Items listed in a dataset
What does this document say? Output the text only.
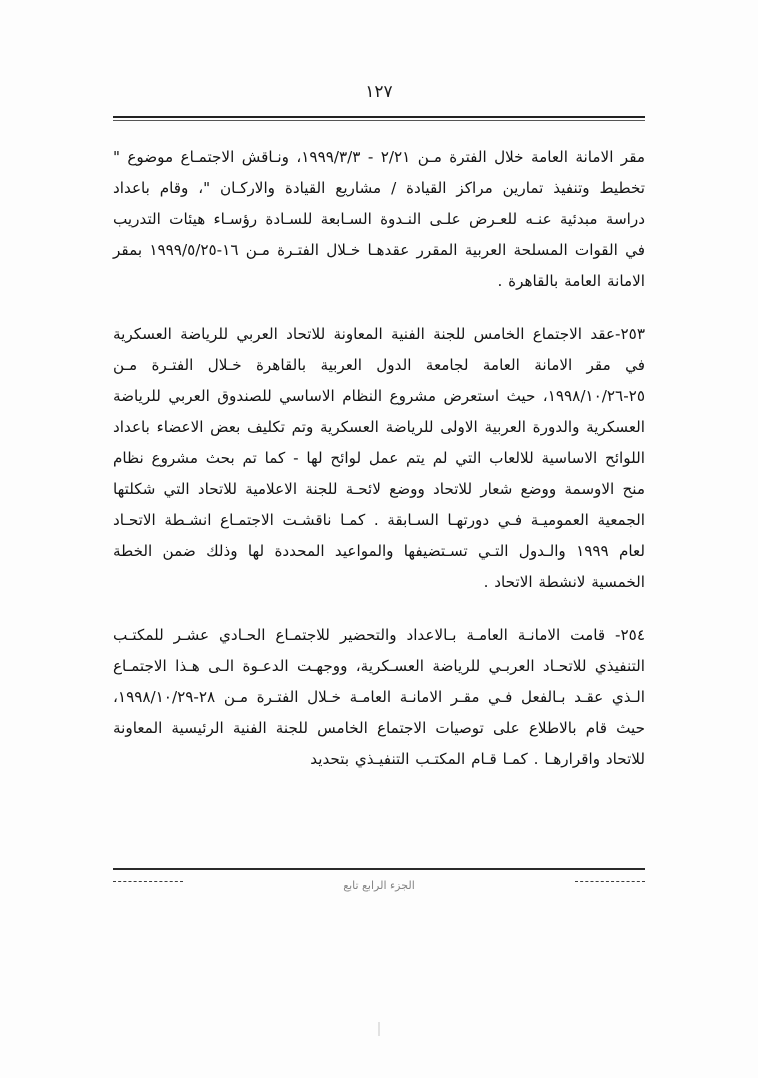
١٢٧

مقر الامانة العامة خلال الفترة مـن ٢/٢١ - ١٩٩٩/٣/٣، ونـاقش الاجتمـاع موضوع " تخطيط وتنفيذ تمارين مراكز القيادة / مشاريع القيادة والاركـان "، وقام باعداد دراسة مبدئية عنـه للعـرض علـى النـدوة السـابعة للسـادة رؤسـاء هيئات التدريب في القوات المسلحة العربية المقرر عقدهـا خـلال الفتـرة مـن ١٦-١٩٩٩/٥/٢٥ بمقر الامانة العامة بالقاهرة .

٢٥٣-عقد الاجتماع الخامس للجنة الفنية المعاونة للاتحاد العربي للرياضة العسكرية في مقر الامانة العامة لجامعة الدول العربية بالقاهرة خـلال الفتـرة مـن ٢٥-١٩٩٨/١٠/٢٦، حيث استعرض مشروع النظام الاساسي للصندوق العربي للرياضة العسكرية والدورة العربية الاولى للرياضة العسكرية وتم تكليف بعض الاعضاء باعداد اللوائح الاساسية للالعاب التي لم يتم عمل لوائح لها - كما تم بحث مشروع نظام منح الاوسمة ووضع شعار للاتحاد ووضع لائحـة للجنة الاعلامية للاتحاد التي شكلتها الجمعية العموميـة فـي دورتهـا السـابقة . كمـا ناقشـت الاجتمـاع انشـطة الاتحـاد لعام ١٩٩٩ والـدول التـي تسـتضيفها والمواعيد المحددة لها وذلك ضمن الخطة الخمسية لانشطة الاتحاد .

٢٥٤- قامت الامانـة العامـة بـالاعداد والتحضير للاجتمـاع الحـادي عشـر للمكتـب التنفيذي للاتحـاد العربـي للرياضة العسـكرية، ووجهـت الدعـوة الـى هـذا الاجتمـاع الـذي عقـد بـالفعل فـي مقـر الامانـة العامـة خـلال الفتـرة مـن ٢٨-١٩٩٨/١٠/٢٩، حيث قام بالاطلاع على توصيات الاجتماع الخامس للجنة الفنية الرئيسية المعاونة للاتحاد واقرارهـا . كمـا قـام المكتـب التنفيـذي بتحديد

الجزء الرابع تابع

* * *

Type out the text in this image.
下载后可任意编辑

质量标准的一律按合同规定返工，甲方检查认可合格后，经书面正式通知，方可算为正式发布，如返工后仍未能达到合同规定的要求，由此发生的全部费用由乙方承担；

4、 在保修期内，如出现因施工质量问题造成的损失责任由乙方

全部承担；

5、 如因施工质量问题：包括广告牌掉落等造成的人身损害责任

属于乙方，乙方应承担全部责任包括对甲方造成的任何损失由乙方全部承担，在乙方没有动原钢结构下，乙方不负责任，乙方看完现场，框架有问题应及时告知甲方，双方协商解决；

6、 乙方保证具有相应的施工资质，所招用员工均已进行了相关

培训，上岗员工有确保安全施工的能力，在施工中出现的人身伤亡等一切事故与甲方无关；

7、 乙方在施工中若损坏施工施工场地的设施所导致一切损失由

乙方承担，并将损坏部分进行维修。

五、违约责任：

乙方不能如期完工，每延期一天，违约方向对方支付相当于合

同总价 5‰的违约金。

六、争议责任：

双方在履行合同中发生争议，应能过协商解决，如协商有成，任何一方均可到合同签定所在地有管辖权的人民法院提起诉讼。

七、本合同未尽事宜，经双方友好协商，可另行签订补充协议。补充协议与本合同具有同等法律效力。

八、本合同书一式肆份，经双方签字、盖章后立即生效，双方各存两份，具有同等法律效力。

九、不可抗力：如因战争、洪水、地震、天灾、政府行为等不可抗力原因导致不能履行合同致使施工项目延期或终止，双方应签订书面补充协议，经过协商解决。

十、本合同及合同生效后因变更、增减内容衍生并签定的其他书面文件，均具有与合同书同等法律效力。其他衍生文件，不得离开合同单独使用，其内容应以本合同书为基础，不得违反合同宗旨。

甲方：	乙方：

**Task to complete**
Pick out lines containing the word "this", each one as written.

**Problem solution**
What does this document say? Output the text only.
Type out the text in this image.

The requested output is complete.